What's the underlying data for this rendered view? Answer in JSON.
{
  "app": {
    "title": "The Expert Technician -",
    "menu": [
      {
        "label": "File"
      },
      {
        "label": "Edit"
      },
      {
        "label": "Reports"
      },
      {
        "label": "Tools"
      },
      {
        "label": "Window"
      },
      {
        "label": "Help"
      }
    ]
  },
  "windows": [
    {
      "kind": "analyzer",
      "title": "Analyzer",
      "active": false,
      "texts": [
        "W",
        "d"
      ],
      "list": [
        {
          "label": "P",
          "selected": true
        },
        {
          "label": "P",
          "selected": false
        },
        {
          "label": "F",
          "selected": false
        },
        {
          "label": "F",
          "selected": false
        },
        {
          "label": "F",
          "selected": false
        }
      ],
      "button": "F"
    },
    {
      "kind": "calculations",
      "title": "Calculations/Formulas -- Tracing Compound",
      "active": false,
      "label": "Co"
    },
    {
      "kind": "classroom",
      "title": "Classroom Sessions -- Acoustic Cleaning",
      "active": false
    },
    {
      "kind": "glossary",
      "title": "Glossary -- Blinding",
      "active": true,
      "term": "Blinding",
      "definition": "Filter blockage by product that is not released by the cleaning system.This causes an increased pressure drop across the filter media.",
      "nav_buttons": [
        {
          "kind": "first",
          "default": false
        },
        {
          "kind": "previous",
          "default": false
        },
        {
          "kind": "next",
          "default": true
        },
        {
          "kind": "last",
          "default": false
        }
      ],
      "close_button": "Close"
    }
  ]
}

· · · ·

Each record must be returned exactly as it is written.

▶ _Result of the exercise_
What's the underlying data for this rendered view? Answer in JSON.
{
  "app": {
    "title": "The Expert Technician -",
    "menu": [
      {
        "label": "File"
      },
      {
        "label": "Edit"
      },
      {
        "label": "Reports"
      },
      {
        "label": "Tools"
      },
      {
        "label": "Window"
      },
      {
        "label": "Help"
      }
    ]
  },
  "windows": [
    {
      "kind": "analyzer",
      "title": "Analyzer",
      "active": false,
      "texts": [
        "W",
        "d"
      ],
      "list": [
        {
          "label": "P",
          "selected": true
        },
        {
          "label": "P",
          "selected": false
        },
        {
          "label": "F",
          "selected": false
        },
        {
          "label": "F",
          "selected": false
        },
        {
          "label": "F",
          "selected": false
        }
      ],
      "button": "F"
    },
    {
      "kind": "calculations",
      "title": "Calculations/Formulas -- Tracing Compound",
      "active": false,
      "label": "Co"
    },
    {
      "kind": "classroom",
      "title": "Classroom Sessions -- Acoustic Cleaning",
      "active": false
    },
    {
      "kind": "glossary",
      "title": "Glossary -- Blinding",
      "active": true,
      "term": "Blinding",
      "definition": "Filter blockage by product that is not released by the cleaning system.This causes an increased pressure drop across the filter media.",
      "nav_buttons": [
        {
          "kind": "first",
          "default": false
        },
        {
          "kind": "previous",
          "default": false
        },
        {
          "kind": "next",
          "default": true
        },
        {
          "kind": "last",
          "default": false
        }
      ],
      "close_button": "Close"
    }
  ]
}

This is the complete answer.